Begin
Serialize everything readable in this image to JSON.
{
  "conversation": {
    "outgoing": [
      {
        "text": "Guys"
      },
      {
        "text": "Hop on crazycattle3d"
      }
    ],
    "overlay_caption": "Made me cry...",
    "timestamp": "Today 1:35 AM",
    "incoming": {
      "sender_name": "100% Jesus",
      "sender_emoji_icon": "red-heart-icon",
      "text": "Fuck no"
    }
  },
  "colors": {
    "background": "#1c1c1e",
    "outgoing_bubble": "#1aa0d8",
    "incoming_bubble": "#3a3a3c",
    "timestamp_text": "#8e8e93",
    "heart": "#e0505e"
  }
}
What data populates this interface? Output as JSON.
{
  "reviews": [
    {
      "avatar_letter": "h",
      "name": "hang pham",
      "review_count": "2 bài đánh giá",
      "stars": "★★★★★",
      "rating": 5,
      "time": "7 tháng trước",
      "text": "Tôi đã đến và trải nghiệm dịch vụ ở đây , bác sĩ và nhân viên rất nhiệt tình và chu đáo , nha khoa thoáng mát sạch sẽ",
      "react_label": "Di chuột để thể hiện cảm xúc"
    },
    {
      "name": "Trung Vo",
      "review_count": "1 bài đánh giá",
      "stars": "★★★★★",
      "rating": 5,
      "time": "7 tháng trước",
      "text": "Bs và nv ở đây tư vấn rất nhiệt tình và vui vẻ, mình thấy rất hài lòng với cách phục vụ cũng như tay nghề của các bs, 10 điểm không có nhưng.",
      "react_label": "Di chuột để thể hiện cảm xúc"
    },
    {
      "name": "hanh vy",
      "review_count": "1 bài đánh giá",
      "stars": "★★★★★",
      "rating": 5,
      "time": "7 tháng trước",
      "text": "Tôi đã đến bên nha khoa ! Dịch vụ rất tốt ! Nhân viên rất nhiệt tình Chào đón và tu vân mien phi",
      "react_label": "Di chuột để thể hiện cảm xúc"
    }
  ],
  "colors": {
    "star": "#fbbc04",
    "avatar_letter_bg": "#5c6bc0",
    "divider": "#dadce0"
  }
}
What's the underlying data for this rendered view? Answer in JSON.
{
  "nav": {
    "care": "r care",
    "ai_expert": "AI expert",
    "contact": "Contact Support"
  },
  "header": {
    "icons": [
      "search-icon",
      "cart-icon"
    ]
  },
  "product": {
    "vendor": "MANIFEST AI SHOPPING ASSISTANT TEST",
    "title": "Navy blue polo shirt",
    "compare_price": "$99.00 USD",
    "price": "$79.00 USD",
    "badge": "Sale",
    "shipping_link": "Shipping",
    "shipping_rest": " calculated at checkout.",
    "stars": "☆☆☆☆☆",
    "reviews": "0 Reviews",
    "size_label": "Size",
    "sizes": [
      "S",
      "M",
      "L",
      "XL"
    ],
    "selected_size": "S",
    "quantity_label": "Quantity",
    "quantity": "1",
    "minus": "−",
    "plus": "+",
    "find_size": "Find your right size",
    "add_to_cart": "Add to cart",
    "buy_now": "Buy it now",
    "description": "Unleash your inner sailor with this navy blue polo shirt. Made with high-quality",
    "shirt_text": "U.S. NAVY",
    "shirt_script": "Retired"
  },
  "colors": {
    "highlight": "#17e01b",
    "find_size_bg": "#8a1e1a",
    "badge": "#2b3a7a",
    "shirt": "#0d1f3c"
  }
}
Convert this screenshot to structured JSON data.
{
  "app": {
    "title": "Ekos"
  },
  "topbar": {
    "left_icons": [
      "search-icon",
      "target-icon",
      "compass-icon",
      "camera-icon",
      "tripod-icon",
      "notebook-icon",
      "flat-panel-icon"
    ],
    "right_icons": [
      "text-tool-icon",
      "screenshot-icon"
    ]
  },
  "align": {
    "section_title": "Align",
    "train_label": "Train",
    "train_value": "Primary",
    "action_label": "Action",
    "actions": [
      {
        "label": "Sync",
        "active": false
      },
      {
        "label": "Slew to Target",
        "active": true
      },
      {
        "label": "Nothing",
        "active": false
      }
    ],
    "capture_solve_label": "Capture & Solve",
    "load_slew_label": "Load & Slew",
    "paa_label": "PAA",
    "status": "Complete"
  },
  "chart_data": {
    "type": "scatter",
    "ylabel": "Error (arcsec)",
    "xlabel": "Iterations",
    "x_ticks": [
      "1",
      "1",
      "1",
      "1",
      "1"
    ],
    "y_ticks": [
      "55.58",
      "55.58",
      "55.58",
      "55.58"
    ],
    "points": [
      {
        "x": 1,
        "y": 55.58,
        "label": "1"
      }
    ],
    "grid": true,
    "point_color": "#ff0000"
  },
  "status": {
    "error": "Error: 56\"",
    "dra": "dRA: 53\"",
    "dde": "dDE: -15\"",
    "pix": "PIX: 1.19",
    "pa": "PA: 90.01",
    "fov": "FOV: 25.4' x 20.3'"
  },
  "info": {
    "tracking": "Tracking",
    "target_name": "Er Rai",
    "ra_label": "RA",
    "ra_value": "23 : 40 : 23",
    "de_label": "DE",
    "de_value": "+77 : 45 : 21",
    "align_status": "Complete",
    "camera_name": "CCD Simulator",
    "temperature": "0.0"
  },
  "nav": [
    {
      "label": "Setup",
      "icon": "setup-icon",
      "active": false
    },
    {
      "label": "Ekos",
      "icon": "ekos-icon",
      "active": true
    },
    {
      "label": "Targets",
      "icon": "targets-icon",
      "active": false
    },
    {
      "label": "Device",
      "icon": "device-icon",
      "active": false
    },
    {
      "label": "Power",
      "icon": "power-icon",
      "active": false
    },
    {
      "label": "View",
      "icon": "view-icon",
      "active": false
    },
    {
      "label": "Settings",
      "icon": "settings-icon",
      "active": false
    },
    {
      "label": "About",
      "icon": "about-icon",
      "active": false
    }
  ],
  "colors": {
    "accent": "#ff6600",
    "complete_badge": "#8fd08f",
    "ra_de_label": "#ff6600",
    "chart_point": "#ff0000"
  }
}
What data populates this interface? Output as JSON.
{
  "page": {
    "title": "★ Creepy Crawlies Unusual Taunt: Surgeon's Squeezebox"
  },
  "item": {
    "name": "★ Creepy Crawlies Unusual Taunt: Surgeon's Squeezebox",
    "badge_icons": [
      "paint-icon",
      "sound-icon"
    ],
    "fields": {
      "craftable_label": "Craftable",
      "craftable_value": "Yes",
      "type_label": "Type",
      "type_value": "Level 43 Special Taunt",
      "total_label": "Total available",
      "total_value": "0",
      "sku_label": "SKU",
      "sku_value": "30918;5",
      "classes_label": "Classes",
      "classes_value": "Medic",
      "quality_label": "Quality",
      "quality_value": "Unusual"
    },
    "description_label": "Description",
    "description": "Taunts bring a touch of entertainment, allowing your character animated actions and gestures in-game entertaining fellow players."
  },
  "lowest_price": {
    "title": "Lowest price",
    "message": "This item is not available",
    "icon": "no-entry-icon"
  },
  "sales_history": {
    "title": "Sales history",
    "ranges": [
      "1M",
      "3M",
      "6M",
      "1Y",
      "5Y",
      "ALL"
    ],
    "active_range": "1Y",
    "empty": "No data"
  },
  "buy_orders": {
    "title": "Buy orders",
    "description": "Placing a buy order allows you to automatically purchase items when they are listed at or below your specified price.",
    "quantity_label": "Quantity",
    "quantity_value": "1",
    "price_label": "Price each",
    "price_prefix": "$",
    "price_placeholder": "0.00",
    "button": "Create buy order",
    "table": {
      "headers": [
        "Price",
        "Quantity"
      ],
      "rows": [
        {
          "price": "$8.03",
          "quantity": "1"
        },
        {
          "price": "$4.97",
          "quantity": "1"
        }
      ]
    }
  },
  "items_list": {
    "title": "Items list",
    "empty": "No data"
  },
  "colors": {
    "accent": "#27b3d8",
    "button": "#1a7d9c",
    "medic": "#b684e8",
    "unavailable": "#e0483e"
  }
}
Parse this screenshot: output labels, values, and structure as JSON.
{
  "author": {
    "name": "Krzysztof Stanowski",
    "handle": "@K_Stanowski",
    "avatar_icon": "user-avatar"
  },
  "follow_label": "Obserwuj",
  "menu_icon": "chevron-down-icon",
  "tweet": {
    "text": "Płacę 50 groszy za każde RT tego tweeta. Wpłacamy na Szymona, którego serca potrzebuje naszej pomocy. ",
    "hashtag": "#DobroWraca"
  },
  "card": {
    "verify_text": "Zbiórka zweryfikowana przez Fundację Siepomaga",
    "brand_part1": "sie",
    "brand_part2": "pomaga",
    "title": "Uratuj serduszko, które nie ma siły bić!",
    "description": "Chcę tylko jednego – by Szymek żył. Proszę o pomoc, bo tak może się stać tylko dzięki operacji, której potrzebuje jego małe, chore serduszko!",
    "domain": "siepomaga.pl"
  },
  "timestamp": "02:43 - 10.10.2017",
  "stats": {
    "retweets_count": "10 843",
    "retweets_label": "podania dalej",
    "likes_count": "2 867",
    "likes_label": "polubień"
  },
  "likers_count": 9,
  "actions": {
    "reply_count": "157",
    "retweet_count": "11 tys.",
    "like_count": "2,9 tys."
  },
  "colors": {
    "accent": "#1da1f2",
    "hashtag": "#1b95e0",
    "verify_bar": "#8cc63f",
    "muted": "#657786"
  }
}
End
* **TASK OBJECTIVE**:
Using the listing above, return all lines where the word "Creepy" occurs.

* **RESPONSE**:
    "title": "★ Creepy Crawlies Unusual Taunt: Surgeon's Squeezebox"
    "name": "★ Creepy Crawlies Unusual Taunt: Surgeon's Squeezebox",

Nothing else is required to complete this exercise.